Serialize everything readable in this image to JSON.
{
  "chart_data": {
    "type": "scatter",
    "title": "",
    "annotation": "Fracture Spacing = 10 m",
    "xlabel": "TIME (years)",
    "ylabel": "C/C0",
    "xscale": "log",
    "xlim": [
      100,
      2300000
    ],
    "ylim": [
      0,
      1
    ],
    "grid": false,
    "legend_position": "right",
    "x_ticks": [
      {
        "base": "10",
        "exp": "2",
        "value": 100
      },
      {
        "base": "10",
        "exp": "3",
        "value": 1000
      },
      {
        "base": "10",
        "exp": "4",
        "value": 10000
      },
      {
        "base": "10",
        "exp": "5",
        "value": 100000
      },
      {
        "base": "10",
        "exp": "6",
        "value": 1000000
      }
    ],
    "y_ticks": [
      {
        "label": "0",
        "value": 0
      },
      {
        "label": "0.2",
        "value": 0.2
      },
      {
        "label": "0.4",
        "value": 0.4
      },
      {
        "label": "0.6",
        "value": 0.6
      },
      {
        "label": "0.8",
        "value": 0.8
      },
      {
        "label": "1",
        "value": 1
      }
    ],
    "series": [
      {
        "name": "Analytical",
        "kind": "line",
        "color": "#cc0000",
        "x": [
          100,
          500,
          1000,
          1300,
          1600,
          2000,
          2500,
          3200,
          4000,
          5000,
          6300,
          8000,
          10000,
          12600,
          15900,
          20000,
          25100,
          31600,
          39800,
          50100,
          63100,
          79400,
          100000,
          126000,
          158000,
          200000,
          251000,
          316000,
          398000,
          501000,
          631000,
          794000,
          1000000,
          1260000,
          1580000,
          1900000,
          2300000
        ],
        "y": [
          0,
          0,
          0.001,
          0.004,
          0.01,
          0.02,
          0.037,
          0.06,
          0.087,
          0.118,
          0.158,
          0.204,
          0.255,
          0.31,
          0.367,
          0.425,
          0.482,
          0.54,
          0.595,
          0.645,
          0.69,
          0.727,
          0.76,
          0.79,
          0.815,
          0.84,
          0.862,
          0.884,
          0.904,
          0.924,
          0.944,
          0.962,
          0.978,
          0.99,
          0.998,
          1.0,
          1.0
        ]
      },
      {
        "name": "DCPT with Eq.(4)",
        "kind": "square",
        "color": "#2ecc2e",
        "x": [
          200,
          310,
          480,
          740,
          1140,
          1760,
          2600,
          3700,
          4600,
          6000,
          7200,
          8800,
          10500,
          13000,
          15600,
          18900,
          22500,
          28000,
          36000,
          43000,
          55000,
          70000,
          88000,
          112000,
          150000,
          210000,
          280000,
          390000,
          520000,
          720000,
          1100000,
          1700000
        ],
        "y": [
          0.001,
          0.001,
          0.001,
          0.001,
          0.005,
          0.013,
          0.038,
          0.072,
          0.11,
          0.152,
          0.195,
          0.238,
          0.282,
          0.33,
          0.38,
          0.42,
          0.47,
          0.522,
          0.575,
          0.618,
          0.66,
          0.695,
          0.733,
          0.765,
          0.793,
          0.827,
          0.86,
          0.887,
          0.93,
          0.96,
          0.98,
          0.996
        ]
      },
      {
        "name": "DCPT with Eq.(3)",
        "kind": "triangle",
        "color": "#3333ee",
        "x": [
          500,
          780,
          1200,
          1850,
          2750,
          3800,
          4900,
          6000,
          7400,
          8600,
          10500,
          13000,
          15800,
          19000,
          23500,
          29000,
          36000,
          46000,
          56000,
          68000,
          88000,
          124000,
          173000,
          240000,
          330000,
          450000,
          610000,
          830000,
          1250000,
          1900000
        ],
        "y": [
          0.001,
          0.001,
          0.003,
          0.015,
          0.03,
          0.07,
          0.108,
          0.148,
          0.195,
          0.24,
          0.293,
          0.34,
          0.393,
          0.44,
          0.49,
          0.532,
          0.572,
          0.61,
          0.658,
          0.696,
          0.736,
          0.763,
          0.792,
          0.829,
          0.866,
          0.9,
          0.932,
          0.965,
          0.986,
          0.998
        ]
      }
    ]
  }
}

### Given instruction
Going through the records above, state how many lines carry "DCPT", with no other text.

### Task response
2